» **Bloc de texte**:
▼▼▼

L'apprenti bourreau

Arte
29/08/18 ~ 01:45 - 03:15

Pour des raisons mystérieuses, un jeune homme tente d’approcher un bourreau qui le prend pour disciple. Réflexion sur la faute et le regret. Critique : | Genre : réflexion sur la faute. La corde doit être placée contre l’oreille gauche, tout près de la mâchoire. Sa longueur doit correspondre au poids exact du condamné : 500 grammes de plus ou de moins, et on n’entendra pas le son reconnaissable entre tous, qui signifie que la mort a été instantanée. C’est ce qu’explique le vieux bourreau au disciple qu’il s’est choisi, un jeune homme à l’adolescence agitée, devenu irréprochable. Cela fait longtemps qu’Aiman s’est assagi : il a quitté la brutalité des gangs, s’est engagé dans l’armée, puis a rejoint cette prison comme gardien. Avec l’appui du vieil homme, le voilà tout proche du but qu’il a fui, mais poursuivi toute sa jeune vie. Car Aiman a un secret… A sa façon de filmer une exécution, on devine l’opinion du jeune réalisateur sur la peine de mort qui semble être allègrement pratiquée dans son pays : à Singapour, un simple trafic de stupéfiants, en effet, peut mener droit à la potence. Il saisit avec ferveur la solitude du condamné, souvent abandonné par les siens et dont seul l’exécuteur finit par prendre soin. Apprentice ne se veut pas pour autant un pamphlet. C’est aussi un film sur la faute et le regret. Car la mort ne quitte pas la vie du héros et de sa sœur aînée, qui tentent de la rejeter, chacun à sa façon : elle en suivant en Australie l’étranger qui la lui fera oublier. Lui en s’en approchant au plus près, au contraire, avec une répulsion mêlée de fascination… Se transformer en bourreau pour expier un péché peut devenir une sorte de rédemption. Avec ferveur et rigueur, Boo Junfeng filme un piège qui se referme. Un innocent dans un cul-de-sac.

▲▲▲

» **Extrait du matériel**:
▼▼▼

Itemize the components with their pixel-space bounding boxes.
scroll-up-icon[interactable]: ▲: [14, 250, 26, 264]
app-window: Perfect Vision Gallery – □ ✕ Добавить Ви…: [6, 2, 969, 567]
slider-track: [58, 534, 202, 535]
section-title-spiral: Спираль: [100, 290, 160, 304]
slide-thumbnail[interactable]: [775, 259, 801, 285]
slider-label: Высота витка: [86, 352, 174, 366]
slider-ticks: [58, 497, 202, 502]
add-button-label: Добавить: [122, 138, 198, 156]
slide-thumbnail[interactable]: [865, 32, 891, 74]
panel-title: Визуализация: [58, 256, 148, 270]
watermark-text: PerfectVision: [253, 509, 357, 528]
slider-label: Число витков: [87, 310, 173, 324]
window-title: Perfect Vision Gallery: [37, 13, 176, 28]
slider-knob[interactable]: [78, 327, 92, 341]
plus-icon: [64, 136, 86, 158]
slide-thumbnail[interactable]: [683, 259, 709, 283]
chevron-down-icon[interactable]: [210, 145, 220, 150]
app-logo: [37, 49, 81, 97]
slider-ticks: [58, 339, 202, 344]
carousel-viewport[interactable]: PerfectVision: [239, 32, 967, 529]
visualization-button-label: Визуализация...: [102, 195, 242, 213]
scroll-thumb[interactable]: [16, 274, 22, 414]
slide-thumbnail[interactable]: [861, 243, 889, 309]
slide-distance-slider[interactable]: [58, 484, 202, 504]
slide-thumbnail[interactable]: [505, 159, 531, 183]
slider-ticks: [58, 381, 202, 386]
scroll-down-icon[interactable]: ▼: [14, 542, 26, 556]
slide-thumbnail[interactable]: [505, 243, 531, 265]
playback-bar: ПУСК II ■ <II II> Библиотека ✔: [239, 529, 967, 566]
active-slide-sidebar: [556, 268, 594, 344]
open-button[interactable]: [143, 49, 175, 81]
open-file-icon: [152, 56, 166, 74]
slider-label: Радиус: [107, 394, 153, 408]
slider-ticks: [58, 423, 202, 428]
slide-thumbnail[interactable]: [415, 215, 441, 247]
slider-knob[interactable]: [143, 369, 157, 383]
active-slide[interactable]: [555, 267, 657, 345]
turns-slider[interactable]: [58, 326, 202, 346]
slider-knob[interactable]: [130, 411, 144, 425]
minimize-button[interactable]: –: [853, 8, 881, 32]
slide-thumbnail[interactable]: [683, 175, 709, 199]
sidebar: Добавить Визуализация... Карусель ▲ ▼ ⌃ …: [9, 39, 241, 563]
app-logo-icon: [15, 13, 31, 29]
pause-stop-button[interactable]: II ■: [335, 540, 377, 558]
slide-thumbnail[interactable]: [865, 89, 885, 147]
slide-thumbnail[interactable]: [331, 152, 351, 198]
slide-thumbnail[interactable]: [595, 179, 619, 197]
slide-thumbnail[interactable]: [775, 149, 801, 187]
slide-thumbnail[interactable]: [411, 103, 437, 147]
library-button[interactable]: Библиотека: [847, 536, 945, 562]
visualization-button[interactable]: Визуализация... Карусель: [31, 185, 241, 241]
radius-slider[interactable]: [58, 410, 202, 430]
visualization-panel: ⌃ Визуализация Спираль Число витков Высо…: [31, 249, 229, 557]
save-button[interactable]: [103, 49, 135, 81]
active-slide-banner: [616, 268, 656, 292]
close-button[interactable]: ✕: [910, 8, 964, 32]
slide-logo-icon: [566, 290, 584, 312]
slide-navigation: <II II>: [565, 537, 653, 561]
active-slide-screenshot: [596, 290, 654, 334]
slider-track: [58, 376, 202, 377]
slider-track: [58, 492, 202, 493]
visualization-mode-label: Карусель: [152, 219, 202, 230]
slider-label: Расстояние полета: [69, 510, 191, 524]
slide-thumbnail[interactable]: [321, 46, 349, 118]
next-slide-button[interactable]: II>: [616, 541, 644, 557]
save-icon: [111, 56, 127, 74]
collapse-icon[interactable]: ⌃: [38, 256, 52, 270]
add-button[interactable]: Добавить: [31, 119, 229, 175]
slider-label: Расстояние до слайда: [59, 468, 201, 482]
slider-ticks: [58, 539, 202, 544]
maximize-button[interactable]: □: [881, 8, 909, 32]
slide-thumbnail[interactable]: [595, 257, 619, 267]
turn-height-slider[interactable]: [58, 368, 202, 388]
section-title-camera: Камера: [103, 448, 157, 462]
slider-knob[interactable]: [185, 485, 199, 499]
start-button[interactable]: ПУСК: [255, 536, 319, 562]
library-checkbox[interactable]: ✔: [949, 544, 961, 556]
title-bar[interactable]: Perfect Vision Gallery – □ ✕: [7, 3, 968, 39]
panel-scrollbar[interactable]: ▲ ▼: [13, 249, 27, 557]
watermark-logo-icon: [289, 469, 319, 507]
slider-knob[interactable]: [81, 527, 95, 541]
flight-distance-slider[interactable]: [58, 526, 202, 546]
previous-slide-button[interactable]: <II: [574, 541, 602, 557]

▲▲▲

» **Consigne**:
Répondez à partir de la critique de L'apprenti bourreau :
(a) Sur quelle chaîne le film est-il diffusé, et à quelle date ?
(b) Quelles étapes Aiman a-t-il suivies avant de devenir gardien de prison ?
(c) Dans quel pays la sœur aînée part-elle ?

» **Corrigé**:
(a) Sur Arte, le 29/08/18, de 01:45 à 03:15.
(b) Il a quitté la brutalité des gangs, puis s'est engagé dans l'armée.
(c) En Australie.